- **Provided passage**
One stage, one beamer, two hosts and two guests, talking about images and sounds from contemporary pop productions.
with
Tobi Müller (Journalist and Author, Berlin)
Jens Balzer (Journalist and Author, Berlin)
Katja Kullmann (Author and Journalist, leading editor at taz - die tageszeitung)
Jens Jessen (Journalist, Die ZEIT)
Saturday, June 9
E-Werk Kesselsaal, Weimar
Conference – Morning Session
Scaling Media
Digital media confront us with new dimensions of scaling: from the smallest, as with the production of computer chips approaching the nano domain, to the largest, such as the globally operating digital networks, technological systems and infrastructures, which affect the economy, the environment and social and political life on a planetary scale. How do these constellations reconfigure our perceptions of time and space and the field of social relations? Does the seemingly boundless scalability of digital media in both directions render the notions of high & low obsolete?
Speakers
Orit Halpern (Associate Professor, Concordia University, Montréal)
John Durham Peters (Professor of English & Film and Media Studies, Yale University)

- **Excerpted data**
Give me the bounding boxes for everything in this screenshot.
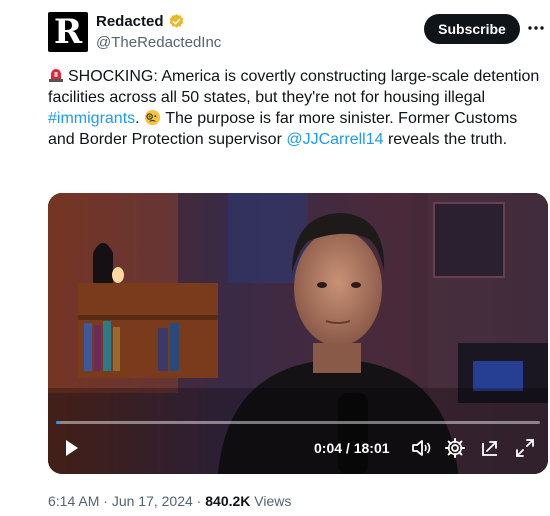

--

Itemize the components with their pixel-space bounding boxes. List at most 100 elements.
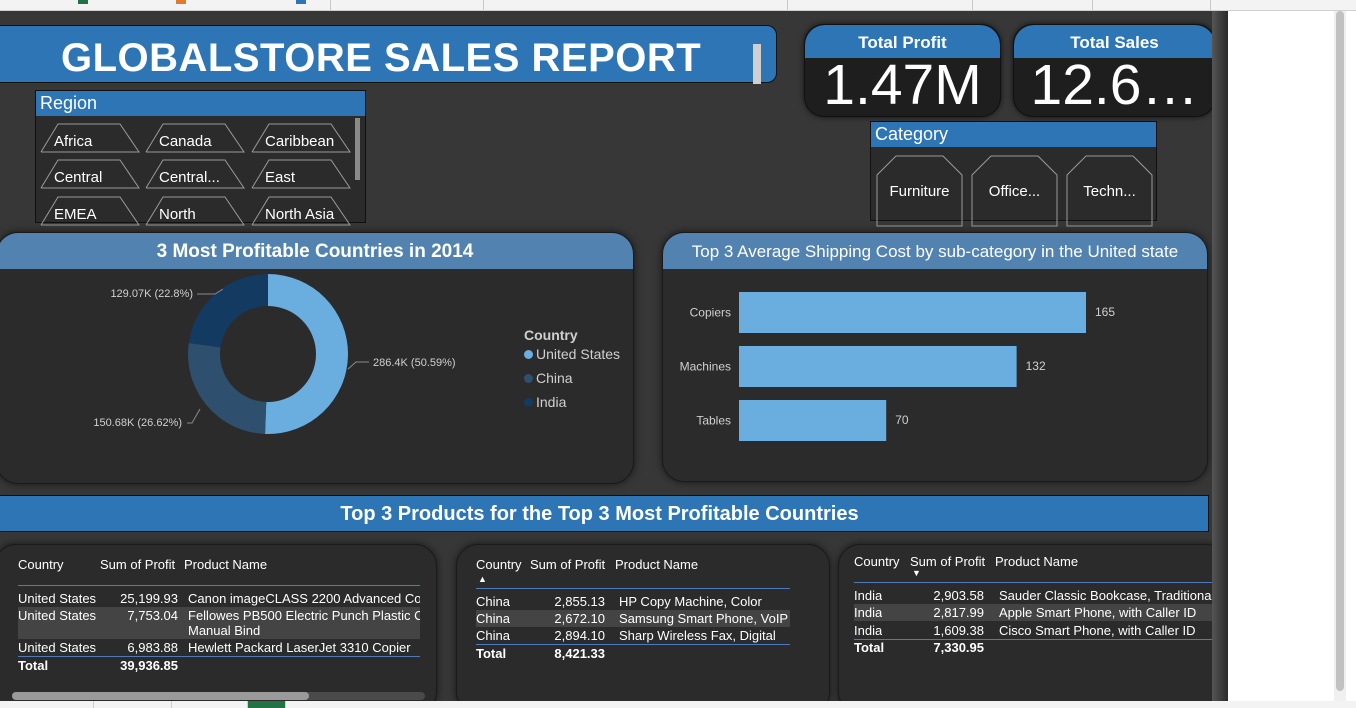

---

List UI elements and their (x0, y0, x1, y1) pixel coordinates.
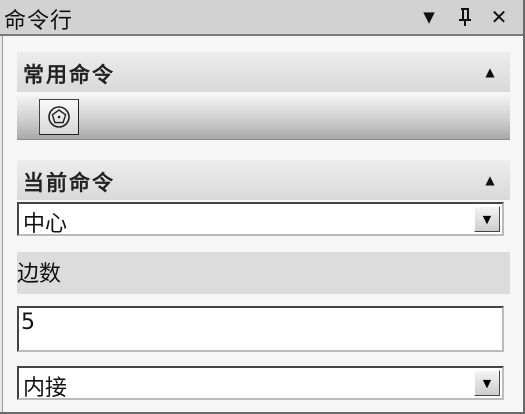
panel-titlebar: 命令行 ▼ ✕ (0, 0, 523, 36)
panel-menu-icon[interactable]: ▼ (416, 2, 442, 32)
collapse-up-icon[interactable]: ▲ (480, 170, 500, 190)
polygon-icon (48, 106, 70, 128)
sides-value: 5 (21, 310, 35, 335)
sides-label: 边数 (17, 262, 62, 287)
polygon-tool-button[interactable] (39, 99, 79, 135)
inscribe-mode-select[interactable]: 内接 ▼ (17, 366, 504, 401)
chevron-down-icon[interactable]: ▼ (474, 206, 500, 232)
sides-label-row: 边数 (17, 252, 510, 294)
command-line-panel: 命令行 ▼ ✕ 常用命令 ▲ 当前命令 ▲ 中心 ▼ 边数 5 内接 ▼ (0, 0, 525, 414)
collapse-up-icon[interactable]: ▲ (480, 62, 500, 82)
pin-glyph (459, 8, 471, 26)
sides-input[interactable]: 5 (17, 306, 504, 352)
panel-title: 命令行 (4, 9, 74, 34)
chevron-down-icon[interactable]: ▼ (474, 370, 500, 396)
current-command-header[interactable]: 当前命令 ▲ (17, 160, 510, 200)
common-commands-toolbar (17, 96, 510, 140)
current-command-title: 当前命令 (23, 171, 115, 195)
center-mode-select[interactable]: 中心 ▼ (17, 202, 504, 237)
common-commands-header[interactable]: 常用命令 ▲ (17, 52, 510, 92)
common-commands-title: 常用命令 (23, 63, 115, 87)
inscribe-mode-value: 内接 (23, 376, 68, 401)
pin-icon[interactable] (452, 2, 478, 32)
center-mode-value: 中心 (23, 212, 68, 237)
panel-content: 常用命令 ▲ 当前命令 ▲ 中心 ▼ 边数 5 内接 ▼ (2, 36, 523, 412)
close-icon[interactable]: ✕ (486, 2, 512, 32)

- **To do**
1. Please copy the event program again, starting with "Jens Jessen (Journalist, Die" and going on through "Studies, Yale University)", and switch "Speakers" to "Panelists".
2. Answer these questions from the event program:
(a) What day and date does it give?
(b) Which university is Orit Halpern with?
(c) Which publication is Jens Jessen with?
3. List every person named in the event program.

- **Final answers**
1.
Jens Jessen (Journalist, Die ZEIT)
Saturday, June 9
E-Werk Kesselsaal, Weimar
Conference – Morning Session
Scaling Media
Digital media confront us with new dimensions of scaling: from the smallest, as with the production of computer chips approaching the nano domain, to the largest, such as the globally operating digital networks, technological systems and infrastructures, which affect the economy, the environment and social and political life on a planetary scale. How do these constellations reconfigure our perceptions of time and space and the field of social relations? Does the seemingly boundless scalability of digital media in both directions render the notions of high & low obsolete?
Panelists
Orit Halpern (Associate Professor, Concordia University, Montréal)
John Durham Peters (Professor of English & Film and Media Studies, Yale University)

2.
(a) Saturday, June 9
(b) Concordia University, Montréal
(c) Die ZEIT

3.
Tobi Müller
Jens Balzer
Katja Kullmann
Jens Jessen
Orit Halpern
John Durham Peters